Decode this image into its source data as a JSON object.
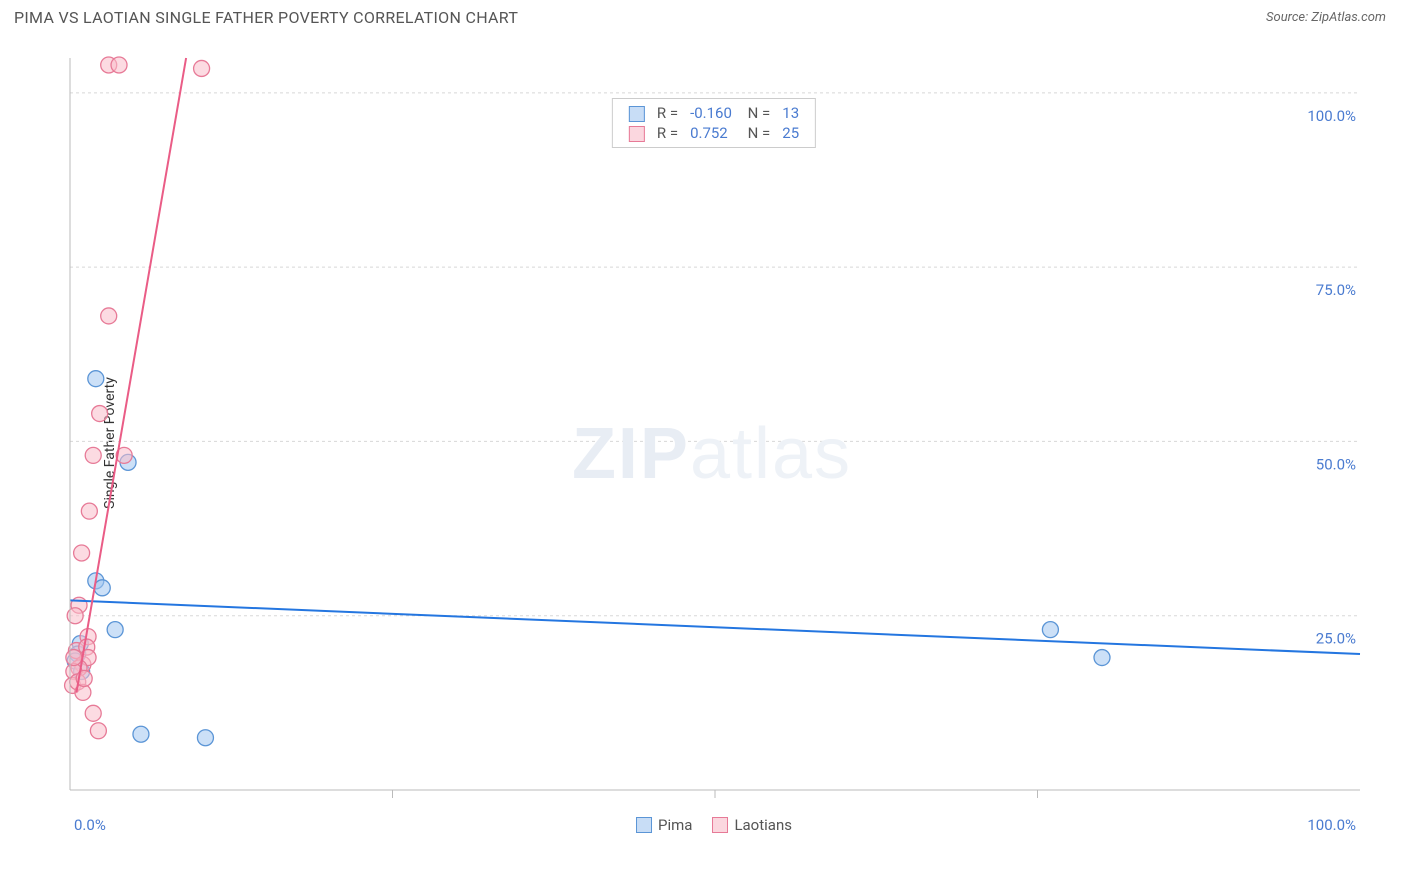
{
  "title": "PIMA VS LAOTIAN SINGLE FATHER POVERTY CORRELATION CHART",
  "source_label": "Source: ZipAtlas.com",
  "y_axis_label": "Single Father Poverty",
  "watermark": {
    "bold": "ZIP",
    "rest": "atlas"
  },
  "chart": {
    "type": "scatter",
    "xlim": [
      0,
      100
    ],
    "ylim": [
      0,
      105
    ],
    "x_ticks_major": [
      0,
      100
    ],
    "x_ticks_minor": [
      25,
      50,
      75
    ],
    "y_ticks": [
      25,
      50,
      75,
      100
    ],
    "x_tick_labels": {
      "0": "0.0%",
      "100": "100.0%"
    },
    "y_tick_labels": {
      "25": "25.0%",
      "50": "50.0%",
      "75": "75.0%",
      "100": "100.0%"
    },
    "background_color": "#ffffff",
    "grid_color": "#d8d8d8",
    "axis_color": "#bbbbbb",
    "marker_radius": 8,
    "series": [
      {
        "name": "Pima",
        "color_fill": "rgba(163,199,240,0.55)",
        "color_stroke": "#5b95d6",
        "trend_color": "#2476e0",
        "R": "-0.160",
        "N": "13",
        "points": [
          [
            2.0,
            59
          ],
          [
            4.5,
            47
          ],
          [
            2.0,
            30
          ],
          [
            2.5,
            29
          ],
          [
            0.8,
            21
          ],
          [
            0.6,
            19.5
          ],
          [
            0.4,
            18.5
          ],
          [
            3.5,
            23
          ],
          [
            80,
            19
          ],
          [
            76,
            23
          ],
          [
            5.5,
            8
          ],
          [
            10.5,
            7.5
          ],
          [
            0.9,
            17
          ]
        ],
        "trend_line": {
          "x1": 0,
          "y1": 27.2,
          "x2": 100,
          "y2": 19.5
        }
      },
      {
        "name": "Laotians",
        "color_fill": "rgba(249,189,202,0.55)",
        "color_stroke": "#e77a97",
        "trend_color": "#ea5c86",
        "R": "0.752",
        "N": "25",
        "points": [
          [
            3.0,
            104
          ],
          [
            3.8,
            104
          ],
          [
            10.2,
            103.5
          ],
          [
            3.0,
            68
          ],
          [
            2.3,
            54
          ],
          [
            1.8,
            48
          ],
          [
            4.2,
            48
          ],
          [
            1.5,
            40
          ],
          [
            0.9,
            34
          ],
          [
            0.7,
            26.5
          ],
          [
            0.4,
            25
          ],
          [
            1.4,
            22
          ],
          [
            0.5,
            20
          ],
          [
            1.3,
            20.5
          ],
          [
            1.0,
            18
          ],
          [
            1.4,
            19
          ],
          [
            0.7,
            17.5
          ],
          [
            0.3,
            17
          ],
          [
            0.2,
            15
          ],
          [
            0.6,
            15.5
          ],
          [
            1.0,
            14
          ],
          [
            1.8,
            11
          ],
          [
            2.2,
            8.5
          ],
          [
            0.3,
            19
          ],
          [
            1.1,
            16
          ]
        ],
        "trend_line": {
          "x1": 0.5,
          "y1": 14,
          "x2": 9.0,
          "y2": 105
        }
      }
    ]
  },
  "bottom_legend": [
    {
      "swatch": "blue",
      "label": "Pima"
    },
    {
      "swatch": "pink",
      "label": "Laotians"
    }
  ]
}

▸ Exercise brief: Output all of the data exactly as it stands, minus any images.

▸ Written solution:
Decode this image into its source data as a JSON object.
{
  "title": "PIMA VS LAOTIAN SINGLE FATHER POVERTY CORRELATION CHART",
  "source_label": "Source: ZipAtlas.com",
  "y_axis_label": "Single Father Poverty",
  "watermark": {
    "bold": "ZIP",
    "rest": "atlas"
  },
  "chart": {
    "type": "scatter",
    "xlim": [
      0,
      100
    ],
    "ylim": [
      0,
      105
    ],
    "x_ticks_major": [
      0,
      100
    ],
    "x_ticks_minor": [
      25,
      50,
      75
    ],
    "y_ticks": [
      25,
      50,
      75,
      100
    ],
    "x_tick_labels": {
      "0": "0.0%",
      "100": "100.0%"
    },
    "y_tick_labels": {
      "25": "25.0%",
      "50": "50.0%",
      "75": "75.0%",
      "100": "100.0%"
    },
    "background_color": "#ffffff",
    "grid_color": "#d8d8d8",
    "axis_color": "#bbbbbb",
    "marker_radius": 8,
    "series": [
      {
        "name": "Pima",
        "color_fill": "rgba(163,199,240,0.55)",
        "color_stroke": "#5b95d6",
        "trend_color": "#2476e0",
        "R": "-0.160",
        "N": "13",
        "points": [
          [
            2.0,
            59
          ],
          [
            4.5,
            47
          ],
          [
            2.0,
            30
          ],
          [
            2.5,
            29
          ],
          [
            0.8,
            21
          ],
          [
            0.6,
            19.5
          ],
          [
            0.4,
            18.5
          ],
          [
            3.5,
            23
          ],
          [
            80,
            19
          ],
          [
            76,
            23
          ],
          [
            5.5,
            8
          ],
          [
            10.5,
            7.5
          ],
          [
            0.9,
            17
          ]
        ],
        "trend_line": {
          "x1": 0,
          "y1": 27.2,
          "x2": 100,
          "y2": 19.5
        }
      },
      {
        "name": "Laotians",
        "color_fill": "rgba(249,189,202,0.55)",
        "color_stroke": "#e77a97",
        "trend_color": "#ea5c86",
        "R": "0.752",
        "N": "25",
        "points": [
          [
            3.0,
            104
          ],
          [
            3.8,
            104
          ],
          [
            10.2,
            103.5
          ],
          [
            3.0,
            68
          ],
          [
            2.3,
            54
          ],
          [
            1.8,
            48
          ],
          [
            4.2,
            48
          ],
          [
            1.5,
            40
          ],
          [
            0.9,
            34
          ],
          [
            0.7,
            26.5
          ],
          [
            0.4,
            25
          ],
          [
            1.4,
            22
          ],
          [
            0.5,
            20
          ],
          [
            1.3,
            20.5
          ],
          [
            1.0,
            18
          ],
          [
            1.4,
            19
          ],
          [
            0.7,
            17.5
          ],
          [
            0.3,
            17
          ],
          [
            0.2,
            15
          ],
          [
            0.6,
            15.5
          ],
          [
            1.0,
            14
          ],
          [
            1.8,
            11
          ],
          [
            2.2,
            8.5
          ],
          [
            0.3,
            19
          ],
          [
            1.1,
            16
          ]
        ],
        "trend_line": {
          "x1": 0.5,
          "y1": 14,
          "x2": 9.0,
          "y2": 105
        }
      }
    ]
  },
  "bottom_legend": [
    {
      "swatch": "blue",
      "label": "Pima"
    },
    {
      "swatch": "pink",
      "label": "Laotians"
    }
  ]
}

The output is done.